## What is expected
Check every line of the data below for the string "title", and copy the ones that hold it.

-=-=-=-=-

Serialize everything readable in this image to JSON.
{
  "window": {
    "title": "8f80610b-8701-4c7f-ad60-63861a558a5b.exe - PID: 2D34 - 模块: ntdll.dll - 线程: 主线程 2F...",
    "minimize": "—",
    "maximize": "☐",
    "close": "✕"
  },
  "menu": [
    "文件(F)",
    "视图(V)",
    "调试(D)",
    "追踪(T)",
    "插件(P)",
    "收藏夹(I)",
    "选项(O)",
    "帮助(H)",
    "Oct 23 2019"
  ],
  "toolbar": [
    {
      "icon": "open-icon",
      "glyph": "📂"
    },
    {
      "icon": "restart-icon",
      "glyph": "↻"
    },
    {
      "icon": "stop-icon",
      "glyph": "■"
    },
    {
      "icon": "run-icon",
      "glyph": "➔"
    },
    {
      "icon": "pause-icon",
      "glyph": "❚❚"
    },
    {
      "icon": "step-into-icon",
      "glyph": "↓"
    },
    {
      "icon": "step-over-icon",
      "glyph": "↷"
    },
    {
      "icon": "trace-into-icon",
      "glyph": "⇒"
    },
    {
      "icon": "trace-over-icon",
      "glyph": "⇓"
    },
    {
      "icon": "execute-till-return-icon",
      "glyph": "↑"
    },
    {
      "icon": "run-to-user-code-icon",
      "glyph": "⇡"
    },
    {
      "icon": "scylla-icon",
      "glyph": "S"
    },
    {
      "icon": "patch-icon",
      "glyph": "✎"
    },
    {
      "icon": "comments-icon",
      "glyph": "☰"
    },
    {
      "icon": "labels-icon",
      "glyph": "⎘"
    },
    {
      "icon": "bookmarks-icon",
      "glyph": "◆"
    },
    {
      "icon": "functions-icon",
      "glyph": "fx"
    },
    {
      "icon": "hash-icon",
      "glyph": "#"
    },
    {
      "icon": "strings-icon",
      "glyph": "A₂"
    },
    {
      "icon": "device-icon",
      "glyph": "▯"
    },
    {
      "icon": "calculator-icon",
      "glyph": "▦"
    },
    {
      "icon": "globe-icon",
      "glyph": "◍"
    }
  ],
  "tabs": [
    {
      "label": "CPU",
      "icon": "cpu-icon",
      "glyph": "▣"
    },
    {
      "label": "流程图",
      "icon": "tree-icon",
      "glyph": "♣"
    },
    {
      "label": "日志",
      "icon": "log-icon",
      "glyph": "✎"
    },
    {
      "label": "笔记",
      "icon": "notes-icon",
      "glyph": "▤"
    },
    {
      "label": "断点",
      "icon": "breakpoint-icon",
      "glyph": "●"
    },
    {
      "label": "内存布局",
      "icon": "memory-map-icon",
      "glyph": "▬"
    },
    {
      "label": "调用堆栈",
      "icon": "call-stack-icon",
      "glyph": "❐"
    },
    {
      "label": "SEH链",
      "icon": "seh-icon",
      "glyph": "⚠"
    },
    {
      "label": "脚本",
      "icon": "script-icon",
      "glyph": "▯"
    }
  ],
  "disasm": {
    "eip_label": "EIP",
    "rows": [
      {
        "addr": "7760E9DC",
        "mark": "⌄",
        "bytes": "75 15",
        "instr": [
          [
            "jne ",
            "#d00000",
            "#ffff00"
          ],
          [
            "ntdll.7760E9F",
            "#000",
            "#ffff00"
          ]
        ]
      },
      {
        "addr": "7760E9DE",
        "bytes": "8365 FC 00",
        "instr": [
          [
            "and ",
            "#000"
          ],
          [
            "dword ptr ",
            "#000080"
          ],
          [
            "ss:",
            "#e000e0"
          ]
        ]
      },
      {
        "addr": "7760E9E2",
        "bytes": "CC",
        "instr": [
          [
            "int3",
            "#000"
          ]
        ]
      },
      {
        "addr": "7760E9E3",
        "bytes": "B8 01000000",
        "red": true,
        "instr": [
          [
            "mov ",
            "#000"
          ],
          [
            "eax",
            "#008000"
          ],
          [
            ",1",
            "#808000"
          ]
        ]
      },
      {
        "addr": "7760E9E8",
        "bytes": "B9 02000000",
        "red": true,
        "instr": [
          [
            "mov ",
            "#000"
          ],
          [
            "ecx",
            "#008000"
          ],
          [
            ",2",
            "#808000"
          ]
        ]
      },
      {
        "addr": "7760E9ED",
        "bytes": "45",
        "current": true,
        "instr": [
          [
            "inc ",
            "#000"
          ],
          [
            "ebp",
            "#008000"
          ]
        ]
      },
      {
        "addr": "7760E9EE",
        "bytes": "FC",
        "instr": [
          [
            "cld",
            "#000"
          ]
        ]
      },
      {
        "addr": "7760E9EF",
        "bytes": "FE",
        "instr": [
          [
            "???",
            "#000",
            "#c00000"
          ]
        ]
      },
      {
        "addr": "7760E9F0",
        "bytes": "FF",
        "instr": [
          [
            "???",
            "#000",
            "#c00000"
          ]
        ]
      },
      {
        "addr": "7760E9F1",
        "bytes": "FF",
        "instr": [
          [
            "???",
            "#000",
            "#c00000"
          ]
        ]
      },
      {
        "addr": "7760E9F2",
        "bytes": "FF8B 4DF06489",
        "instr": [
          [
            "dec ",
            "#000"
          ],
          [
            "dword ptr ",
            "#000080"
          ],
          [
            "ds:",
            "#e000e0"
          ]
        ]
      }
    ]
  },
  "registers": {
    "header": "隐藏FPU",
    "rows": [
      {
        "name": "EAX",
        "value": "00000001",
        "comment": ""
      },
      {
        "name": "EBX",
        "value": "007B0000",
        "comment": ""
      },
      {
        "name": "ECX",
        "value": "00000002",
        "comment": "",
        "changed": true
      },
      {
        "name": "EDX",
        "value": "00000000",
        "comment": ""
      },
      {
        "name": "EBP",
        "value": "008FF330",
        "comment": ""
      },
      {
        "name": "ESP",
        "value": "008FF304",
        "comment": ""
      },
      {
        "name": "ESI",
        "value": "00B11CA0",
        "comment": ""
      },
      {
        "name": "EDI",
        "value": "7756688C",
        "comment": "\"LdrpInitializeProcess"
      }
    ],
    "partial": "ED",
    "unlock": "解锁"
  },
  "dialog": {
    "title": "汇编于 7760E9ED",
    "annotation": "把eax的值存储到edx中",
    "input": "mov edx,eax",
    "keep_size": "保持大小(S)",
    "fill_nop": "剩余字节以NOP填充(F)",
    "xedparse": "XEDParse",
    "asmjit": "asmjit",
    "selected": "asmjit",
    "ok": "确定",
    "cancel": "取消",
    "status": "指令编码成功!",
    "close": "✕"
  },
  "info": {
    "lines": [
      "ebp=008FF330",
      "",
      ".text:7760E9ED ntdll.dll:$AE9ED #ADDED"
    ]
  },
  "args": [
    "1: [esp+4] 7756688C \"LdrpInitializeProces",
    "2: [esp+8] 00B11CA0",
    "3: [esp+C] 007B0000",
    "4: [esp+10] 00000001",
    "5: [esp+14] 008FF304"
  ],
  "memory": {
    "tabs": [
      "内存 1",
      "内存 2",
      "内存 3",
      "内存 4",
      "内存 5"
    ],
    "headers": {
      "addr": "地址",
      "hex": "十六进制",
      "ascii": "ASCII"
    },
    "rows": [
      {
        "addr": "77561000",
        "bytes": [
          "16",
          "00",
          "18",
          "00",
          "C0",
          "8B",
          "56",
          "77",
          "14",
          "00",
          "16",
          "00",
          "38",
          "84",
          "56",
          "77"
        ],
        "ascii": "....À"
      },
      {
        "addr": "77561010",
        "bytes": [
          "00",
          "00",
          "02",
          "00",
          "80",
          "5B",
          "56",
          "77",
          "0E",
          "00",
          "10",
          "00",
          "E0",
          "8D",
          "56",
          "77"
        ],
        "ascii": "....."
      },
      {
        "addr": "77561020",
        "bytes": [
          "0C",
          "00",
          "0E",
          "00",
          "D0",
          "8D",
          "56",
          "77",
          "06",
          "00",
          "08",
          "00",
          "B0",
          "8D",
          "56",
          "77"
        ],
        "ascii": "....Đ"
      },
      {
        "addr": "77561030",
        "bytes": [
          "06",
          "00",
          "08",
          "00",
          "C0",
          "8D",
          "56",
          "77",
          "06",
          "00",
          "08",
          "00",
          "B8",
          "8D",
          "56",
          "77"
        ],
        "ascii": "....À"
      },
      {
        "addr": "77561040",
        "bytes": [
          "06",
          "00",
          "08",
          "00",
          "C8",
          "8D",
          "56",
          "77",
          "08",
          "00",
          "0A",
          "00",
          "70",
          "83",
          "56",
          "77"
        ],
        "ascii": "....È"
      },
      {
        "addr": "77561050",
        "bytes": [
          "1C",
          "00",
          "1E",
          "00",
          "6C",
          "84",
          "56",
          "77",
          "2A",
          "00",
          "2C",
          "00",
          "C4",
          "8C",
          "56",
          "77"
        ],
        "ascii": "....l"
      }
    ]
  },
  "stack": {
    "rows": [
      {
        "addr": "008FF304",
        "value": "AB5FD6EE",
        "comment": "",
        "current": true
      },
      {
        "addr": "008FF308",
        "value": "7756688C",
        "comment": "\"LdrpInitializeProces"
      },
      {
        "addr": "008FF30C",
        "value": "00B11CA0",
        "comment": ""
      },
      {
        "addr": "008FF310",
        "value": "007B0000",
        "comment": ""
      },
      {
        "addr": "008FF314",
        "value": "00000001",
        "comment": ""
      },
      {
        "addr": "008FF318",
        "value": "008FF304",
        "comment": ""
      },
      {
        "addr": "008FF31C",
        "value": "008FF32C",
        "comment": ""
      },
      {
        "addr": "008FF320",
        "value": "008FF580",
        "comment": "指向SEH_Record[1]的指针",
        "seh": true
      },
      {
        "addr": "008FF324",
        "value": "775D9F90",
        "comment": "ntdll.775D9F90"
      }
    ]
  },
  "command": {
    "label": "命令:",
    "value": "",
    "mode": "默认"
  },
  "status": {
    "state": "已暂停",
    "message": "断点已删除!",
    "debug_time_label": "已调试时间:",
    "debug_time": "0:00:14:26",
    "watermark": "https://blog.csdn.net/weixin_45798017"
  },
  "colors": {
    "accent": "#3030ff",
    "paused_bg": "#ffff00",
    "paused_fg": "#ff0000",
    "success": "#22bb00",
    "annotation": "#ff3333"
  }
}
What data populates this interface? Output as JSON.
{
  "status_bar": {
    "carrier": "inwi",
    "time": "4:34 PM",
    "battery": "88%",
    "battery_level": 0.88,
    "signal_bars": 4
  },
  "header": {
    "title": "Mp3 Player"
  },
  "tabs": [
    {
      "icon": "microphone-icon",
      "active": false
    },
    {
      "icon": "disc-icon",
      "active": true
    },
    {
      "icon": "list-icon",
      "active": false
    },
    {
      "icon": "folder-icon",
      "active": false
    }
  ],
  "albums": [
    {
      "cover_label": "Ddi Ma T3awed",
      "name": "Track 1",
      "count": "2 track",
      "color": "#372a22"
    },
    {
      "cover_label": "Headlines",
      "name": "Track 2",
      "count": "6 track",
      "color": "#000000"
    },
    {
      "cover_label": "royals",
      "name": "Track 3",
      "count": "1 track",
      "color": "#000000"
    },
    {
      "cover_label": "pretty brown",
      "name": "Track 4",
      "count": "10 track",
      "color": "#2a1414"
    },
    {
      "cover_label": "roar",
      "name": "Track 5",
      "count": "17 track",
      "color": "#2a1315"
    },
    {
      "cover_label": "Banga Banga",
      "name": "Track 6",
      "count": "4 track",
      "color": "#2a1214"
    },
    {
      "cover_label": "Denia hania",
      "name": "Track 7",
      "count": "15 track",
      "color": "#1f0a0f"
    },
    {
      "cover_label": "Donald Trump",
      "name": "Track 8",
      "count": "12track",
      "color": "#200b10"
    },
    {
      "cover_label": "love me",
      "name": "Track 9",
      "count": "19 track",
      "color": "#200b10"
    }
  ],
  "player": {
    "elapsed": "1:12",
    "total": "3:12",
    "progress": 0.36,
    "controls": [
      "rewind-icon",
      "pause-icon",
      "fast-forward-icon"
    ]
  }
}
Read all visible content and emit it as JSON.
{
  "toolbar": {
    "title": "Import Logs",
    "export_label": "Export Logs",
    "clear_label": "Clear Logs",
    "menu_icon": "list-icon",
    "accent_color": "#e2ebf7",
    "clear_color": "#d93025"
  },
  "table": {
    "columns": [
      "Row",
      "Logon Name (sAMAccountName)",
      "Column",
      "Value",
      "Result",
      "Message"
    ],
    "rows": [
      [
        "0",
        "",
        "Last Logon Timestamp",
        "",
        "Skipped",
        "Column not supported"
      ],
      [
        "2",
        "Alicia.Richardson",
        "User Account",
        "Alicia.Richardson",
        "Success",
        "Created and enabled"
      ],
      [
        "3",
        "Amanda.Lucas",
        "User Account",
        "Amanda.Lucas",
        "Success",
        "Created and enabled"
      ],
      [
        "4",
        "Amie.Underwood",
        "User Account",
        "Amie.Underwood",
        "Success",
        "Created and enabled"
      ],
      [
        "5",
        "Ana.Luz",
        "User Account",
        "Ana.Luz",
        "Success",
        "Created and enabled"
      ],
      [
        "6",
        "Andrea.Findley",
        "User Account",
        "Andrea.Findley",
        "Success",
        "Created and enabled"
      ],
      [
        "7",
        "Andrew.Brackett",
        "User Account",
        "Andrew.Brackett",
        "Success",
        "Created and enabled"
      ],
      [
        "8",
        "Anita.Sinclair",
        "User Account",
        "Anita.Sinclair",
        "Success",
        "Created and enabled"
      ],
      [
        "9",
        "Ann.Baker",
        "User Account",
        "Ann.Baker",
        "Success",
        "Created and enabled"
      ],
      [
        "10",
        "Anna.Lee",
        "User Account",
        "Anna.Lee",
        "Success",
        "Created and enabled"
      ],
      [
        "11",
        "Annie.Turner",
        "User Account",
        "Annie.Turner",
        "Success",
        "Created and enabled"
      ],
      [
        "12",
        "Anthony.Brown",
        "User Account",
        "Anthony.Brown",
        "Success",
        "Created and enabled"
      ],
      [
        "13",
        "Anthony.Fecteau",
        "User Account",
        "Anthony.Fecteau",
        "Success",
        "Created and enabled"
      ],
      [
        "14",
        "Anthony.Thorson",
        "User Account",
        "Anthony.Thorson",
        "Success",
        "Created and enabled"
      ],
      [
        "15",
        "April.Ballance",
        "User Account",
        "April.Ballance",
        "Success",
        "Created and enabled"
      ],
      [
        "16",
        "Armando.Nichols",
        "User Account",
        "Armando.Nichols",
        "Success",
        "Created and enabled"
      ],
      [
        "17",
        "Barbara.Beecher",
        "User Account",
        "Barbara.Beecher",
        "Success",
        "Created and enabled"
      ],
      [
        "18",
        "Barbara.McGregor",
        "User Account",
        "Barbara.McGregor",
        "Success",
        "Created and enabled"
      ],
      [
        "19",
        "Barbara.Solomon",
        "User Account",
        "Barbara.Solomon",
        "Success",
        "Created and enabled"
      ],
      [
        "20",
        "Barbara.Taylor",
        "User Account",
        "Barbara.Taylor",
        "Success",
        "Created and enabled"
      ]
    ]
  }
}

-=-=-=-=-

## Correct result
    "title": "8f80610b-8701-4c7f-ad60-63861a558a5b.exe - PID: 2D34 - 模块: ntdll.dll - 线程: 主线程 2F...",
    "title": "汇编于 7760E9ED",
    "title": "Mp3 Player"
    "title": "Import Logs",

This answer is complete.